--- start of Input material ---

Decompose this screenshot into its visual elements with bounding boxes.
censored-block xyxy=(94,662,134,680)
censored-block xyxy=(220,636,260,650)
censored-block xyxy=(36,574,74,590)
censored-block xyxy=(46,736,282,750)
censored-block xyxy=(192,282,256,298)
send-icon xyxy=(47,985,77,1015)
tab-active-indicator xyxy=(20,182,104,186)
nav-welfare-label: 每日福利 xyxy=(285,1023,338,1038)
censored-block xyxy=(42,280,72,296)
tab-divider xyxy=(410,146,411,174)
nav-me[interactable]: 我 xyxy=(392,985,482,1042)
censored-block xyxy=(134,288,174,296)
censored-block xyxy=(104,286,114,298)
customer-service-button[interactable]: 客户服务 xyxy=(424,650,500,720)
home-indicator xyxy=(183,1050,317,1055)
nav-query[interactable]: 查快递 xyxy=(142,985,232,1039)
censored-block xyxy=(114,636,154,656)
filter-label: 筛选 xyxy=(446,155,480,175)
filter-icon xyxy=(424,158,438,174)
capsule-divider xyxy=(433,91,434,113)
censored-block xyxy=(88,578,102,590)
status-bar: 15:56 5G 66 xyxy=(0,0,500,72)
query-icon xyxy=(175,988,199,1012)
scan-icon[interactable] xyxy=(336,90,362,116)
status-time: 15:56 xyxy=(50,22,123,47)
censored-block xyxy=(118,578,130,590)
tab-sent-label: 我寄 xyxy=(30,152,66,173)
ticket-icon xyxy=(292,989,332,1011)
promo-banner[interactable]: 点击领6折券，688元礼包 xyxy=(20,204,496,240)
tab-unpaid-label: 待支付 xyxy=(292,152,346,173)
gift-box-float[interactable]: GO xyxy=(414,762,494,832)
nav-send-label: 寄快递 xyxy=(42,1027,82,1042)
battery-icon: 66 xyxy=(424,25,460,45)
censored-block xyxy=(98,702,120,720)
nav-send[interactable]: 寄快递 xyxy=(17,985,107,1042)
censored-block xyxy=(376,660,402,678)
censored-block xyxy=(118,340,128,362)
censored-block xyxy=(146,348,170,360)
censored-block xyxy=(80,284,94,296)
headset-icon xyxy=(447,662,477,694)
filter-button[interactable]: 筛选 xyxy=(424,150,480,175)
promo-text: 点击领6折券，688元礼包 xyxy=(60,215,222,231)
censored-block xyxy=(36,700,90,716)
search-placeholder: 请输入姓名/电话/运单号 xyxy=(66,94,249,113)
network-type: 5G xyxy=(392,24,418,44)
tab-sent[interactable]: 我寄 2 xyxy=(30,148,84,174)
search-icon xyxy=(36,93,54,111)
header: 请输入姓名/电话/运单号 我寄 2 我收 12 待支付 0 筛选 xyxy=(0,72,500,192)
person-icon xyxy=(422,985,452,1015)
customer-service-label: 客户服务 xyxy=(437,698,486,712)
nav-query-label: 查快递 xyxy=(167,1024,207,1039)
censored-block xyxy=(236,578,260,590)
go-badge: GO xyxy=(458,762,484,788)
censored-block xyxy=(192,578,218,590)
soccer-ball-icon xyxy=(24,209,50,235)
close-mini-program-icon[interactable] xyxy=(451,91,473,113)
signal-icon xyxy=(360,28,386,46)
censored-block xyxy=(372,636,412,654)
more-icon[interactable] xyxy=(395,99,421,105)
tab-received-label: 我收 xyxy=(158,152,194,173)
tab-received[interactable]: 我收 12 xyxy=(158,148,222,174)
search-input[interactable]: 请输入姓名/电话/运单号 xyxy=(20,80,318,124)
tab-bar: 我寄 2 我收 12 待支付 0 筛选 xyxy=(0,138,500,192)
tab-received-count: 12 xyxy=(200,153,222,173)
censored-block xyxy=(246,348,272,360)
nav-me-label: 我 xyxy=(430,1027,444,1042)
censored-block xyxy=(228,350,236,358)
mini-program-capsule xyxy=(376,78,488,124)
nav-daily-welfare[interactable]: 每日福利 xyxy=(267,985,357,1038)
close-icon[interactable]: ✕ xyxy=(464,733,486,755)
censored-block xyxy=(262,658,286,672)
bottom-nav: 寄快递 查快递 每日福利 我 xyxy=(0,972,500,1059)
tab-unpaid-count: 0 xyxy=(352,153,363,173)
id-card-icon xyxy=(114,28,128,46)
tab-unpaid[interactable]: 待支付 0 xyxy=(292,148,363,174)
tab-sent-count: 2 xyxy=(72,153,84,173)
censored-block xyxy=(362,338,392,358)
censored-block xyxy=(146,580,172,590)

--- end of Input material ---

What to do: Output every line of the records above as a JSON list of strings, with one string per line and no blank lines.

Completed task:
[
  "Decompose this screenshot into its visual elements with bounding boxes.",
  "censored-block xyxy=(94,662,134,680)",
  "censored-block xyxy=(220,636,260,650)",
  "censored-block xyxy=(36,574,74,590)",
  "censored-block xyxy=(46,736,282,750)",
  "censored-block xyxy=(192,282,256,298)",
  "send-icon xyxy=(47,985,77,1015)",
  "tab-active-indicator xyxy=(20,182,104,186)",
  "nav-welfare-label: 每日福利 xyxy=(285,1023,338,1038)",
  "censored-block xyxy=(42,280,72,296)",
  "tab-divider xyxy=(410,146,411,174)",
  "nav-me[interactable]: 我 xyxy=(392,985,482,1042)",
  "censored-block xyxy=(134,288,174,296)",
  "censored-block xyxy=(104,286,114,298)",
  "customer-service-button[interactable]: 客户服务 xyxy=(424,650,500,720)",
  "home-indicator xyxy=(183,1050,317,1055)",
  "nav-query[interactable]: 查快递 xyxy=(142,985,232,1039)",
  "censored-block xyxy=(114,636,154,656)",
  "filter-label: 筛选 xyxy=(446,155,480,175)",
  "filter-icon xyxy=(424,158,438,174)",
  "capsule-divider xyxy=(433,91,434,113)",
  "censored-block xyxy=(88,578,102,590)",
  "status-bar: 15:56 5G 66 xyxy=(0,0,500,72)",
  "query-icon xyxy=(175,988,199,1012)",
  "scan-icon[interactable] xyxy=(336,90,362,116)",
  "status-time: 15:56 xyxy=(50,22,123,47)",
  "censored-block xyxy=(118,578,130,590)",
  "tab-sent-label: 我寄 xyxy=(30,152,66,173)",
  "ticket-icon xyxy=(292,989,332,1011)",
  "promo-banner[interactable]: 点击领6折券，688元礼包 xyxy=(20,204,496,240)",
  "tab-unpaid-label: 待支付 xyxy=(292,152,346,173)",
  "gift-box-float[interactable]: GO xyxy=(414,762,494,832)",
  "nav-send-label: 寄快递 xyxy=(42,1027,82,1042)",
  "battery-icon: 66 xyxy=(424,25,460,45)",
  "censored-block xyxy=(98,702,120,720)",
  "nav-send[interactable]: 寄快递 xyxy=(17,985,107,1042)",
  "censored-block xyxy=(376,660,402,678)",
  "censored-block xyxy=(118,340,128,362)",
  "censored-block xyxy=(146,348,170,360)",
  "censored-block xyxy=(80,284,94,296)",
  "headset-icon xyxy=(447,662,477,694)",
  "filter-button[interactable]: 筛选 xyxy=(424,150,480,175)",
  "promo-text: 点击领6折券，688元礼包 xyxy=(60,215,222,231)",
  "censored-block xyxy=(36,700,90,716)",
  "search-placeholder: 请输入姓名/电话/运单号 xyxy=(66,94,249,113)",
  "network-type: 5G xyxy=(392,24,418,44)",
  "tab-sent[interactable]: 我寄 2 xyxy=(30,148,84,174)",
  "search-icon xyxy=(36,93,54,111)",
  "header: 请输入姓名/电话/运单号 我寄 2 我收 12 待支付 0 筛选 xyxy=(0,72,500,192)",
  "person-icon xyxy=(422,985,452,1015)",
  "customer-service-label: 客户服务 xyxy=(437,698,486,712)",
  "nav-query-label: 查快递 xyxy=(167,1024,207,1039)",
  "censored-block xyxy=(236,578,260,590)",
  "go-badge: GO xyxy=(458,762,484,788)",
  "censored-block xyxy=(192,578,218,590)",
  "soccer-ball-icon xyxy=(24,209,50,235)",
  "close-mini-program-icon[interactable] xyxy=(451,91,473,113)",
  "signal-icon xyxy=(360,28,386,46)",
  "censored-block xyxy=(372,636,412,654)",
  "more-icon[interactable] xyxy=(395,99,421,105)",
  "tab-received-label: 我收 xyxy=(158,152,194,173)",
  "tab-received[interactable]: 我收 12 xyxy=(158,148,222,174)",
  "search-input[interactable]: 请输入姓名/电话/运单号 xyxy=(20,80,318,124)",
  "tab-bar: 我寄 2 我收 12 待支付 0 筛选 xyxy=(0,138,500,192)",
  "tab-received-count: 12 xyxy=(200,153,222,173)",
  "censored-block xyxy=(246,348,272,360)",
  "nav-me-label: 我 xyxy=(430,1027,444,1042)",
  "censored-block xyxy=(228,350,236,358)",
  "mini-program-capsule xyxy=(376,78,488,124)",
  "nav-daily-welfare[interactable]: 每日福利 xyxy=(267,985,357,1038)",
  "close-icon[interactable]: ✕ xyxy=(464,733,486,755)",
  "censored-block xyxy=(262,658,286,672)",
  "bottom-nav: 寄快递 查快递 每日福利 我 xyxy=(0,972,500,1059)",
  "tab-unpaid-count: 0 xyxy=(352,153,363,173)",
  "id-card-icon xyxy=(114,28,128,46)",
  "tab-unpaid[interactable]: 待支付 0 xyxy=(292,148,363,174)",
  "tab-sent-count: 2 xyxy=(72,153,84,173)",
  "censored-block xyxy=(362,338,392,358)",
  "censored-block xyxy=(146,580,172,590)"
]